(Lines of data)
╔══

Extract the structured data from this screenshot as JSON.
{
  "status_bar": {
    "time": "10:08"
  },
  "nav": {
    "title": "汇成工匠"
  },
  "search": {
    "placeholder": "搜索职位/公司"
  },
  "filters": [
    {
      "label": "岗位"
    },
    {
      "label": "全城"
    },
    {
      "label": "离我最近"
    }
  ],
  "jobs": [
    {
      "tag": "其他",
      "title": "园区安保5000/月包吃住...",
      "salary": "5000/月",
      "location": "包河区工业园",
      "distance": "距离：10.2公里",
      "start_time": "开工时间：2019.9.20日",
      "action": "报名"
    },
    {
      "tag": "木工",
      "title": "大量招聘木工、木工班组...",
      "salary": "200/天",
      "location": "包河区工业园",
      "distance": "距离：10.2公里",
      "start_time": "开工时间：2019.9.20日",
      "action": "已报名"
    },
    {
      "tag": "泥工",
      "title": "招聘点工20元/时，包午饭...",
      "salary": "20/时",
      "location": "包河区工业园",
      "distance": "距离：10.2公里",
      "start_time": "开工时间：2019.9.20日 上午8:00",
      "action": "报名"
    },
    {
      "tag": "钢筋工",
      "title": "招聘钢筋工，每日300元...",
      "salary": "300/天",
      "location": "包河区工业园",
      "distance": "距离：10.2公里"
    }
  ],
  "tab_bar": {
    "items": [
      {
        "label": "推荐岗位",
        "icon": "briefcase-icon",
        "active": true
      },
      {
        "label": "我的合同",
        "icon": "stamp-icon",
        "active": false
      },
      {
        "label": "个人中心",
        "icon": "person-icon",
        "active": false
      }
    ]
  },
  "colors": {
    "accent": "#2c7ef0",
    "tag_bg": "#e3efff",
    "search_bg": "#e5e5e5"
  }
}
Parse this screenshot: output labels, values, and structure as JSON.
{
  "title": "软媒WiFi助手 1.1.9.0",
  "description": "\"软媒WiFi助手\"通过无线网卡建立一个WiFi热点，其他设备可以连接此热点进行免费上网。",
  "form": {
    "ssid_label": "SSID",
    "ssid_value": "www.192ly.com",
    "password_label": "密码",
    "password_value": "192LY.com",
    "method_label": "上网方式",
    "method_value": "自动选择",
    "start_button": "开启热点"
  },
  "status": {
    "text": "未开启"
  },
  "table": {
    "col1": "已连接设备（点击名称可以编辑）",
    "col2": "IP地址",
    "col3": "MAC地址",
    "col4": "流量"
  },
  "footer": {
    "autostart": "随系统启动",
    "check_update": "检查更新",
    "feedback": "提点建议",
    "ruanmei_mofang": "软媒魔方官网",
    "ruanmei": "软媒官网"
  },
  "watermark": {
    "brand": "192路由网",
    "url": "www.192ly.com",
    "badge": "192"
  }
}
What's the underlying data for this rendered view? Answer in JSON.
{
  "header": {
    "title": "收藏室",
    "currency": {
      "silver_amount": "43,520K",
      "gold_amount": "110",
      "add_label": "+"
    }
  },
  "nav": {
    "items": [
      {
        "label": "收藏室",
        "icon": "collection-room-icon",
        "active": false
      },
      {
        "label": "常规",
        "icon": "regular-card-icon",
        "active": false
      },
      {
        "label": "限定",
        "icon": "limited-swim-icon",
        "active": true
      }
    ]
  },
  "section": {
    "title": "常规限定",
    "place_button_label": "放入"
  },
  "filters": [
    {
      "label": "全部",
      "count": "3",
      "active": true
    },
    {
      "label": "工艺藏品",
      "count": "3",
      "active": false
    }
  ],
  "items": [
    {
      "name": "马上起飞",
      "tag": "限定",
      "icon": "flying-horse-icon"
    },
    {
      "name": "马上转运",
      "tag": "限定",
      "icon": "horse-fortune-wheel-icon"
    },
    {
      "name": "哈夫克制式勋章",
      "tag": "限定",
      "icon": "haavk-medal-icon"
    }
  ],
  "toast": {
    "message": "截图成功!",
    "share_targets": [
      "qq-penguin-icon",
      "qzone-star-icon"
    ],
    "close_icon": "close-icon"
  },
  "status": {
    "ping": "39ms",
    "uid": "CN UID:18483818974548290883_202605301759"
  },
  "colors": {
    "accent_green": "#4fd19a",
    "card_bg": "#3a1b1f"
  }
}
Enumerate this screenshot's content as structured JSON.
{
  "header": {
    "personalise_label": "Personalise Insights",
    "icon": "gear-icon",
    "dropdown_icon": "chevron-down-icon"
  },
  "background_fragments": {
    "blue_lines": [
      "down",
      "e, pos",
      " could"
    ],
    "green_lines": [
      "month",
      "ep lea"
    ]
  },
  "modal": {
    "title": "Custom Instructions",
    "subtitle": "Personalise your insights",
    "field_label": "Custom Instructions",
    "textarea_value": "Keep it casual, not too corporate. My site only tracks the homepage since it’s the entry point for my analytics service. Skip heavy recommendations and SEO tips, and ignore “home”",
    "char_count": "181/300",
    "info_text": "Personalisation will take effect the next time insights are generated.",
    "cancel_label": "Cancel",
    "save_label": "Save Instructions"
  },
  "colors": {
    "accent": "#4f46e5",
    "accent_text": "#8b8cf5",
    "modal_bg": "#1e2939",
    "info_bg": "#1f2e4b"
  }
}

╚══

Stated problem
Search the entries for the word "Custom", then gather every line that has it.

Solved exercise
    "title": "Custom Instructions",
    "field_label": "Custom Instructions",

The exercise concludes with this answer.